• **WORK REQUIRED**
Repeat every line exactly, keeping the pictures out of the copy.

• **MATERIAL FOR THE TASK**
********************

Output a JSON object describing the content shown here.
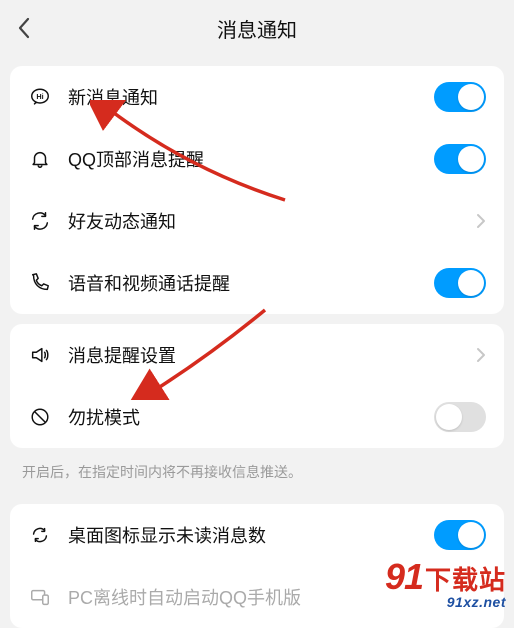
{
  "header": {
    "title": "消息通知"
  },
  "group1": {
    "items": [
      {
        "label": "新消息通知",
        "right": "switch",
        "on": true,
        "icon": "hi"
      },
      {
        "label": "QQ顶部消息提醒",
        "right": "switch",
        "on": true,
        "icon": "bell"
      },
      {
        "label": "好友动态通知",
        "right": "chevron",
        "icon": "refresh"
      },
      {
        "label": "语音和视频通话提醒",
        "right": "switch",
        "on": true,
        "icon": "phone"
      }
    ]
  },
  "group2": {
    "items": [
      {
        "label": "消息提醒设置",
        "right": "chevron",
        "icon": "speaker"
      },
      {
        "label": "勿扰模式",
        "right": "switch",
        "on": false,
        "icon": "ban"
      }
    ],
    "helper": "开启后，在指定时间内将不再接收信息推送。"
  },
  "group3": {
    "items": [
      {
        "label": "桌面图标显示未读消息数",
        "right": "switch",
        "on": true,
        "icon": "desktop-refresh"
      },
      {
        "label": "PC离线时自动启动QQ手机版",
        "right": "none",
        "disabled": true,
        "icon": "devices"
      }
    ]
  },
  "watermark": {
    "brand_num": "91",
    "brand_cn": "下载站",
    "url": "91xz.net"
  },
  "colors": {
    "accent": "#009cff",
    "arrow": "#d52b1e"
  }
}
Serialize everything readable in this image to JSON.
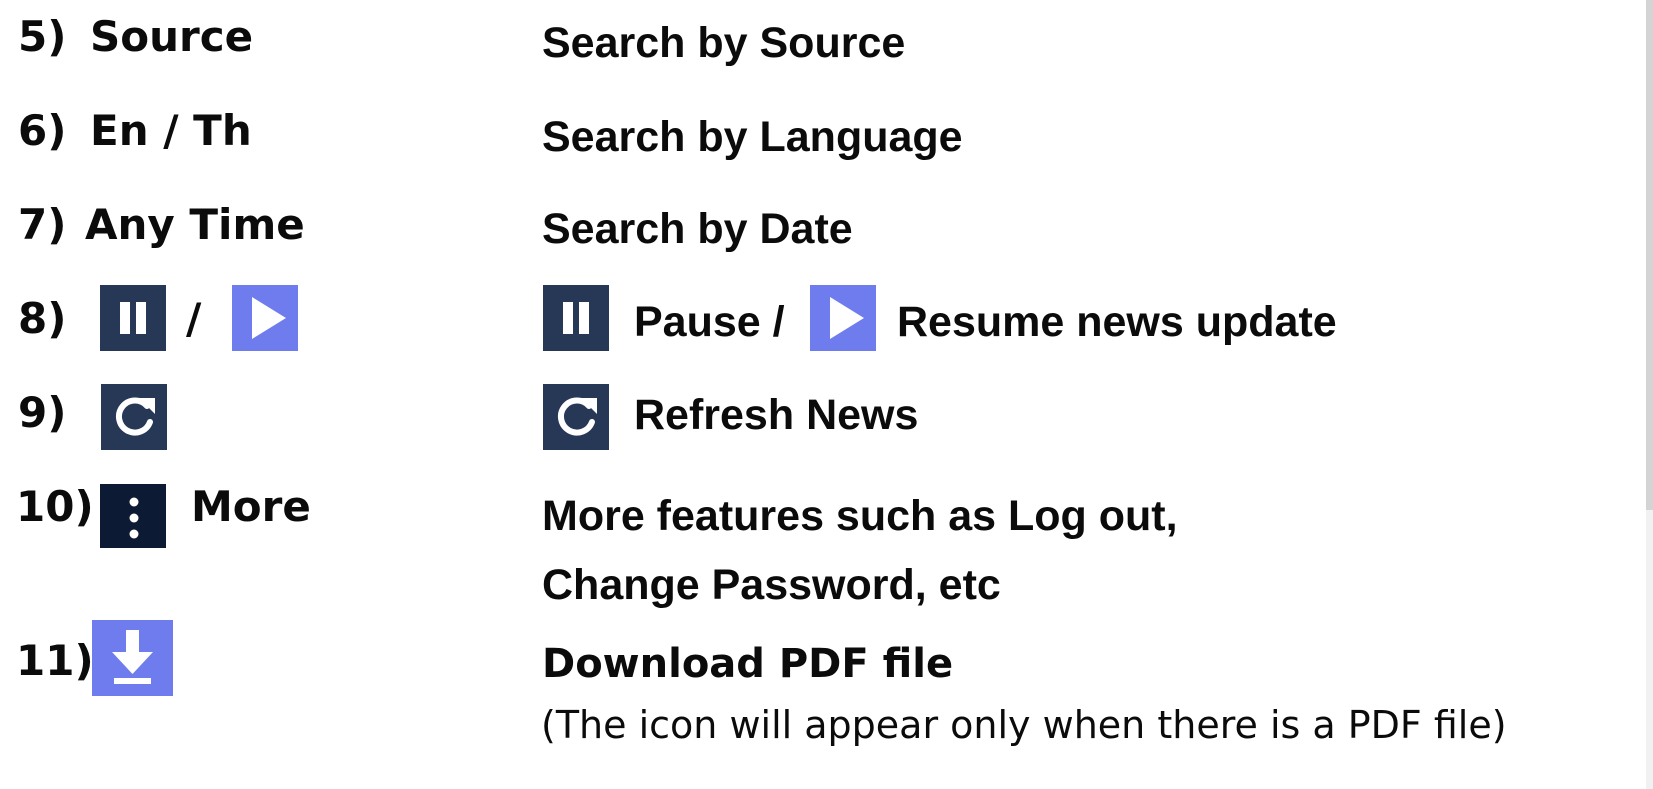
{
  "rows": {
    "r5": {
      "number": "5)",
      "label": "Source",
      "description": "Search by Source"
    },
    "r6": {
      "number": "6)",
      "label": "En / Th",
      "description": "Search by Language"
    },
    "r7": {
      "number": "7)",
      "label": "Any Time",
      "description": "Search by Date"
    },
    "r8": {
      "number": "8)",
      "separator": "/",
      "description_pause": "Pause /",
      "description_resume": "Resume news update"
    },
    "r9": {
      "number": "9)",
      "description": "Refresh News"
    },
    "r10": {
      "number": "10)",
      "label": "More",
      "description_line1": "More features such as Log out,",
      "description_line2": "Change Password, etc"
    },
    "r11": {
      "number": "11)",
      "description": "Download PDF file",
      "note": "(The icon will appear only when there is a PDF file)"
    }
  },
  "icons": {
    "pause": "pause-icon",
    "play": "play-icon",
    "refresh": "refresh-icon",
    "more": "vertical-dots-icon",
    "download": "download-icon"
  },
  "colors": {
    "icon_dark": "#263856",
    "icon_darker": "#0d1a33",
    "icon_blue": "#6f7cee",
    "text": "#0b0b0b"
  }
}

********************

• **COMPLETE RESPONSE**
Output a JSON object describing the content shown here.
{
  "header": {
    "title": "消息通知"
  },
  "group1": {
    "items": [
      {
        "label": "新消息通知",
        "right": "switch",
        "on": true,
        "icon": "hi"
      },
      {
        "label": "QQ顶部消息提醒",
        "right": "switch",
        "on": true,
        "icon": "bell"
      },
      {
        "label": "好友动态通知",
        "right": "chevron",
        "icon": "refresh"
      },
      {
        "label": "语音和视频通话提醒",
        "right": "switch",
        "on": true,
        "icon": "phone"
      }
    ]
  },
  "group2": {
    "items": [
      {
        "label": "消息提醒设置",
        "right": "chevron",
        "icon": "speaker"
      },
      {
        "label": "勿扰模式",
        "right": "switch",
        "on": false,
        "icon": "ban"
      }
    ],
    "helper": "开启后，在指定时间内将不再接收信息推送。"
  },
  "group3": {
    "items": [
      {
        "label": "桌面图标显示未读消息数",
        "right": "switch",
        "on": true,
        "icon": "desktop-refresh"
      },
      {
        "label": "PC离线时自动启动QQ手机版",
        "right": "none",
        "disabled": true,
        "icon": "devices"
      }
    ]
  },
  "watermark": {
    "brand_num": "91",
    "brand_cn": "下载站",
    "url": "91xz.net"
  },
  "colors": {
    "accent": "#009cff",
    "arrow": "#d52b1e"
  }
}
Serialize everything readable in this image to JSON.
{
  "rows": {
    "r5": {
      "number": "5)",
      "label": "Source",
      "description": "Search by Source"
    },
    "r6": {
      "number": "6)",
      "label": "En / Th",
      "description": "Search by Language"
    },
    "r7": {
      "number": "7)",
      "label": "Any Time",
      "description": "Search by Date"
    },
    "r8": {
      "number": "8)",
      "separator": "/",
      "description_pause": "Pause /",
      "description_resume": "Resume news update"
    },
    "r9": {
      "number": "9)",
      "description": "Refresh News"
    },
    "r10": {
      "number": "10)",
      "label": "More",
      "description_line1": "More features such as Log out,",
      "description_line2": "Change Password, etc"
    },
    "r11": {
      "number": "11)",
      "description": "Download PDF file",
      "note": "(The icon will appear only when there is a PDF file)"
    }
  },
  "icons": {
    "pause": "pause-icon",
    "play": "play-icon",
    "refresh": "refresh-icon",
    "more": "vertical-dots-icon",
    "download": "download-icon"
  },
  "colors": {
    "icon_dark": "#263856",
    "icon_darker": "#0d1a33",
    "icon_blue": "#6f7cee",
    "text": "#0b0b0b"
  }
}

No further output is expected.